## Aim
Every record should be repeated exactly, except that pictures are left out.
─── Records ───
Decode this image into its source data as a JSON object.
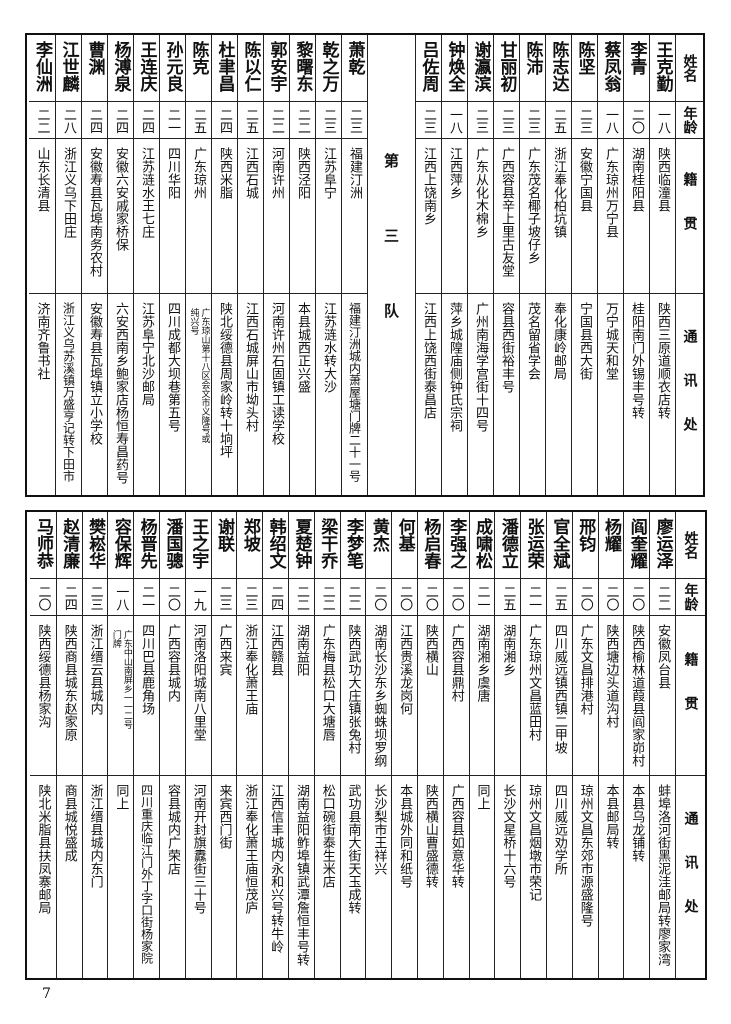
{
  "headers": {
    "name": "姓名",
    "age": "年龄",
    "origin": "籍贯",
    "address": "通讯处"
  },
  "top": {
    "group_right": [
      {
        "name": "王克勤",
        "age": "一八",
        "origin": "陕西临潼县",
        "address": "陕西三原道顺衣店转"
      },
      {
        "name": "李青",
        "age": "二〇",
        "origin": "湖南桂阳县",
        "address": "桂阳南门外锡丰号转"
      },
      {
        "name": "蔡凤翁",
        "age": "一八",
        "origin": "广东琼州万宁县",
        "address": "万宁城天和堂"
      },
      {
        "name": "陈坚",
        "age": "二三",
        "origin": "安徽宁国县",
        "address": "宁国县西大街"
      },
      {
        "name": "陈志达",
        "age": "二五",
        "origin": "浙江奉化柏坑镇",
        "address": "奉化康岭邮局"
      },
      {
        "name": "陈沛",
        "age": "二三",
        "origin": "广东茂名椰子坡仔乡",
        "address": "茂名留省学会"
      },
      {
        "name": "甘丽初",
        "age": "二三",
        "origin": "广西容县辛上里古友堂",
        "address": "容县西街裕丰号"
      },
      {
        "name": "谢瀛滨",
        "age": "二三",
        "origin": "广东从化木棉乡",
        "address": "广州南海学宫街十四号"
      },
      {
        "name": "钟焕全",
        "age": "一八",
        "origin": "江西萍乡",
        "address": "萍乡城隍庙侧钟氏宗祠"
      },
      {
        "name": "吕佐周",
        "age": "二三",
        "origin": "江西上饶南乡",
        "address": "江西上饶西街泰昌店"
      }
    ],
    "divider": "第三队",
    "group_left": [
      {
        "name": "萧乾",
        "age": "二三",
        "origin": "福建汀洲",
        "address": "福建汀洲城内萧屋塘门牌二十一号"
      },
      {
        "name": "乾之万",
        "age": "二三",
        "origin": "江苏阜宁",
        "address": "江苏涟水转大沙"
      },
      {
        "name": "黎曙东",
        "age": "二二",
        "origin": "陕西泾阳",
        "address": "本县城西正兴盛"
      },
      {
        "name": "郭安宇",
        "age": "二二",
        "origin": "河南许州",
        "address": "河南许州石固镇工读学校"
      },
      {
        "name": "陈以仁",
        "age": "二五",
        "origin": "江西石城",
        "address": "江西石城屏山市坳头村"
      },
      {
        "name": "杜聿昌",
        "age": "二四",
        "origin": "陕西米脂",
        "address": "陕北绥德县周家岭转十垧坪"
      },
      {
        "name": "陈克",
        "age": "二五",
        "origin": "广东琼州",
        "address": [
          "广东琼山第十八区会文市义隆号或",
          "纯兴号"
        ]
      },
      {
        "name": "孙元良",
        "age": "二一",
        "origin": "四川华阳",
        "address": "四川成都大坝巷第五号"
      },
      {
        "name": "王连庆",
        "age": "二四",
        "origin": "江苏涟水王七庄",
        "address": "江苏阜宁北沙邮局"
      },
      {
        "name": "杨溥泉",
        "age": "二四",
        "origin": "安徽六安戚家桥保",
        "address": "六安西南乡鲍家店杨恒寿昌药号"
      },
      {
        "name": "曹渊",
        "age": "二四",
        "origin": "安徽寿县瓦埠南务农村",
        "address": "安徽寿县瓦埠镇立小学校"
      },
      {
        "name": "江世麟",
        "age": "二八",
        "origin": "浙江义乌下田庄",
        "address": "浙江义乌苏溪镇万盛亨记转下田市"
      },
      {
        "name": "李仙洲",
        "age": "二二",
        "origin": "山东长清县",
        "address": "济南齐鲁书社"
      }
    ]
  },
  "bottom": {
    "people": [
      {
        "name": "廖运泽",
        "age": "二二",
        "origin": "安徽凤台县",
        "address": "蚌埠洛河街黑泥洼邮局转廖家湾"
      },
      {
        "name": "阎奎耀",
        "age": "二〇",
        "origin": "陕西榆林道葭县阎家峁村",
        "address": "本县乌龙铺转"
      },
      {
        "name": "杨耀",
        "age": "二〇",
        "origin": "陕西塘边头道沟村",
        "address": "本县邮局转"
      },
      {
        "name": "邢钧",
        "age": "二〇",
        "origin": "广东文昌排港村",
        "address": "琼州文昌东郊市源盛隆号"
      },
      {
        "name": "官全斌",
        "age": "二五",
        "origin": "四川威远镇西镇二甲坡",
        "address": "四川威远劝学所"
      },
      {
        "name": "张运荣",
        "age": "二一",
        "origin": "广东琼州文昌蓝田村",
        "address": "琼州文昌烟墩市荣记"
      },
      {
        "name": "潘德立",
        "age": "二五",
        "origin": "湖南湘乡",
        "address": "长沙文星桥十六号"
      },
      {
        "name": "成啸松",
        "age": "二一",
        "origin": "湖南湘乡虞唐",
        "address": "同上"
      },
      {
        "name": "李强之",
        "age": "二〇",
        "origin": "广西容县鼎村",
        "address": "广西容县如意华转"
      },
      {
        "name": "杨启春",
        "age": "二〇",
        "origin": "陕西横山",
        "address": "陕西横山曹盛德转"
      },
      {
        "name": "何基",
        "age": "二〇",
        "origin": "江西贵溪龙岗何",
        "address": "本县城外同和纸号"
      },
      {
        "name": "黄杰",
        "age": "二〇",
        "origin": "湖南长沙东乡蜘蛛坝罗纲",
        "address": "长沙梨市王祥兴"
      },
      {
        "name": "李梦笔",
        "age": "二二",
        "origin": "陕西武功大庄镇张兔村",
        "address": "武功县南大街天玉成转"
      },
      {
        "name": "梁干乔",
        "age": "二二",
        "origin": "广东梅县松口大塘唇",
        "address": "松口碗街泰生米店"
      },
      {
        "name": "夏楚钟",
        "age": "二二",
        "origin": "湖南益阳",
        "address": "湖南益阳鲊埠镇武潭詹恒丰号转"
      },
      {
        "name": "韩绍文",
        "age": "二四",
        "origin": "江西赣县",
        "address": "江西信丰城内永和兴号转牛岭"
      },
      {
        "name": "郑坡",
        "age": "二三",
        "origin": "浙江奉化萧王庙",
        "address": "浙江奉化萧王庙恒茂庐"
      },
      {
        "name": "谢联",
        "age": "二三",
        "origin": "广西来宾",
        "address": "来宾西门街"
      },
      {
        "name": "王之宇",
        "age": "一九",
        "origin": "河南洛阳城南八里堂",
        "address": "河南开封旗纛街三十号"
      },
      {
        "name": "潘国骢",
        "age": "二〇",
        "origin": "广西容县城内",
        "address": "容县城内广荣店"
      },
      {
        "name": "杨晋先",
        "age": "二一",
        "origin": "四川巴县鹿角场",
        "address": "四川重庆临江门外丁字口街杨家院"
      },
      {
        "name": "容保辉",
        "age": "一八",
        "origin": [
          "广东中山南屏乡一一二号",
          "门牌"
        ],
        "address": "同上"
      },
      {
        "name": "樊崧华",
        "age": "二三",
        "origin": "浙江缙云县城内",
        "address": "浙江缙县城内东门"
      },
      {
        "name": "赵清廉",
        "age": "二四",
        "origin": "陕西商县城东赵家原",
        "address": "商县城悦盛成"
      },
      {
        "name": "马师恭",
        "age": "二〇",
        "origin": "陕西绥德县杨家沟",
        "address": "陕北米脂县扶凤寨邮局"
      }
    ]
  },
  "page_number": "7"
}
───
## Task output
Decode this image into its source data as a JSON object.
{
  "headers": {
    "name": "姓名",
    "age": "年龄",
    "origin": "籍贯",
    "address": "通讯处"
  },
  "top": {
    "group_right": [
      {
        "name": "王克勤",
        "age": "一八",
        "origin": "陕西临潼县",
        "address": "陕西三原道顺衣店转"
      },
      {
        "name": "李青",
        "age": "二〇",
        "origin": "湖南桂阳县",
        "address": "桂阳南门外锡丰号转"
      },
      {
        "name": "蔡凤翁",
        "age": "一八",
        "origin": "广东琼州万宁县",
        "address": "万宁城天和堂"
      },
      {
        "name": "陈坚",
        "age": "二三",
        "origin": "安徽宁国县",
        "address": "宁国县西大街"
      },
      {
        "name": "陈志达",
        "age": "二五",
        "origin": "浙江奉化柏坑镇",
        "address": "奉化康岭邮局"
      },
      {
        "name": "陈沛",
        "age": "二三",
        "origin": "广东茂名椰子坡仔乡",
        "address": "茂名留省学会"
      },
      {
        "name": "甘丽初",
        "age": "二三",
        "origin": "广西容县辛上里古友堂",
        "address": "容县西街裕丰号"
      },
      {
        "name": "谢瀛滨",
        "age": "二三",
        "origin": "广东从化木棉乡",
        "address": "广州南海学宫街十四号"
      },
      {
        "name": "钟焕全",
        "age": "一八",
        "origin": "江西萍乡",
        "address": "萍乡城隍庙侧钟氏宗祠"
      },
      {
        "name": "吕佐周",
        "age": "二三",
        "origin": "江西上饶南乡",
        "address": "江西上饶西街泰昌店"
      }
    ],
    "divider": "第三队",
    "group_left": [
      {
        "name": "萧乾",
        "age": "二三",
        "origin": "福建汀洲",
        "address": "福建汀洲城内萧屋塘门牌二十一号"
      },
      {
        "name": "乾之万",
        "age": "二三",
        "origin": "江苏阜宁",
        "address": "江苏涟水转大沙"
      },
      {
        "name": "黎曙东",
        "age": "二二",
        "origin": "陕西泾阳",
        "address": "本县城西正兴盛"
      },
      {
        "name": "郭安宇",
        "age": "二二",
        "origin": "河南许州",
        "address": "河南许州石固镇工读学校"
      },
      {
        "name": "陈以仁",
        "age": "二五",
        "origin": "江西石城",
        "address": "江西石城屏山市坳头村"
      },
      {
        "name": "杜聿昌",
        "age": "二四",
        "origin": "陕西米脂",
        "address": "陕北绥德县周家岭转十垧坪"
      },
      {
        "name": "陈克",
        "age": "二五",
        "origin": "广东琼州",
        "address": [
          "广东琼山第十八区会文市义隆号或",
          "纯兴号"
        ]
      },
      {
        "name": "孙元良",
        "age": "二一",
        "origin": "四川华阳",
        "address": "四川成都大坝巷第五号"
      },
      {
        "name": "王连庆",
        "age": "二四",
        "origin": "江苏涟水王七庄",
        "address": "江苏阜宁北沙邮局"
      },
      {
        "name": "杨溥泉",
        "age": "二四",
        "origin": "安徽六安戚家桥保",
        "address": "六安西南乡鲍家店杨恒寿昌药号"
      },
      {
        "name": "曹渊",
        "age": "二四",
        "origin": "安徽寿县瓦埠南务农村",
        "address": "安徽寿县瓦埠镇立小学校"
      },
      {
        "name": "江世麟",
        "age": "二八",
        "origin": "浙江义乌下田庄",
        "address": "浙江义乌苏溪镇万盛亨记转下田市"
      },
      {
        "name": "李仙洲",
        "age": "二二",
        "origin": "山东长清县",
        "address": "济南齐鲁书社"
      }
    ]
  },
  "bottom": {
    "people": [
      {
        "name": "廖运泽",
        "age": "二二",
        "origin": "安徽凤台县",
        "address": "蚌埠洛河街黑泥洼邮局转廖家湾"
      },
      {
        "name": "阎奎耀",
        "age": "二〇",
        "origin": "陕西榆林道葭县阎家峁村",
        "address": "本县乌龙铺转"
      },
      {
        "name": "杨耀",
        "age": "二〇",
        "origin": "陕西塘边头道沟村",
        "address": "本县邮局转"
      },
      {
        "name": "邢钧",
        "age": "二〇",
        "origin": "广东文昌排港村",
        "address": "琼州文昌东郊市源盛隆号"
      },
      {
        "name": "官全斌",
        "age": "二五",
        "origin": "四川威远镇西镇二甲坡",
        "address": "四川威远劝学所"
      },
      {
        "name": "张运荣",
        "age": "二一",
        "origin": "广东琼州文昌蓝田村",
        "address": "琼州文昌烟墩市荣记"
      },
      {
        "name": "潘德立",
        "age": "二五",
        "origin": "湖南湘乡",
        "address": "长沙文星桥十六号"
      },
      {
        "name": "成啸松",
        "age": "二一",
        "origin": "湖南湘乡虞唐",
        "address": "同上"
      },
      {
        "name": "李强之",
        "age": "二〇",
        "origin": "广西容县鼎村",
        "address": "广西容县如意华转"
      },
      {
        "name": "杨启春",
        "age": "二〇",
        "origin": "陕西横山",
        "address": "陕西横山曹盛德转"
      },
      {
        "name": "何基",
        "age": "二〇",
        "origin": "江西贵溪龙岗何",
        "address": "本县城外同和纸号"
      },
      {
        "name": "黄杰",
        "age": "二〇",
        "origin": "湖南长沙东乡蜘蛛坝罗纲",
        "address": "长沙梨市王祥兴"
      },
      {
        "name": "李梦笔",
        "age": "二二",
        "origin": "陕西武功大庄镇张兔村",
        "address": "武功县南大街天玉成转"
      },
      {
        "name": "梁干乔",
        "age": "二二",
        "origin": "广东梅县松口大塘唇",
        "address": "松口碗街泰生米店"
      },
      {
        "name": "夏楚钟",
        "age": "二二",
        "origin": "湖南益阳",
        "address": "湖南益阳鲊埠镇武潭詹恒丰号转"
      },
      {
        "name": "韩绍文",
        "age": "二四",
        "origin": "江西赣县",
        "address": "江西信丰城内永和兴号转牛岭"
      },
      {
        "name": "郑坡",
        "age": "二三",
        "origin": "浙江奉化萧王庙",
        "address": "浙江奉化萧王庙恒茂庐"
      },
      {
        "name": "谢联",
        "age": "二三",
        "origin": "广西来宾",
        "address": "来宾西门街"
      },
      {
        "name": "王之宇",
        "age": "一九",
        "origin": "河南洛阳城南八里堂",
        "address": "河南开封旗纛街三十号"
      },
      {
        "name": "潘国骢",
        "age": "二〇",
        "origin": "广西容县城内",
        "address": "容县城内广荣店"
      },
      {
        "name": "杨晋先",
        "age": "二一",
        "origin": "四川巴县鹿角场",
        "address": "四川重庆临江门外丁字口街杨家院"
      },
      {
        "name": "容保辉",
        "age": "一八",
        "origin": [
          "广东中山南屏乡一一二号",
          "门牌"
        ],
        "address": "同上"
      },
      {
        "name": "樊崧华",
        "age": "二三",
        "origin": "浙江缙云县城内",
        "address": "浙江缙县城内东门"
      },
      {
        "name": "赵清廉",
        "age": "二四",
        "origin": "陕西商县城东赵家原",
        "address": "商县城悦盛成"
      },
      {
        "name": "马师恭",
        "age": "二〇",
        "origin": "陕西绥德县杨家沟",
        "address": "陕北米脂县扶凤寨邮局"
      }
    ]
  },
  "page_number": "7"
}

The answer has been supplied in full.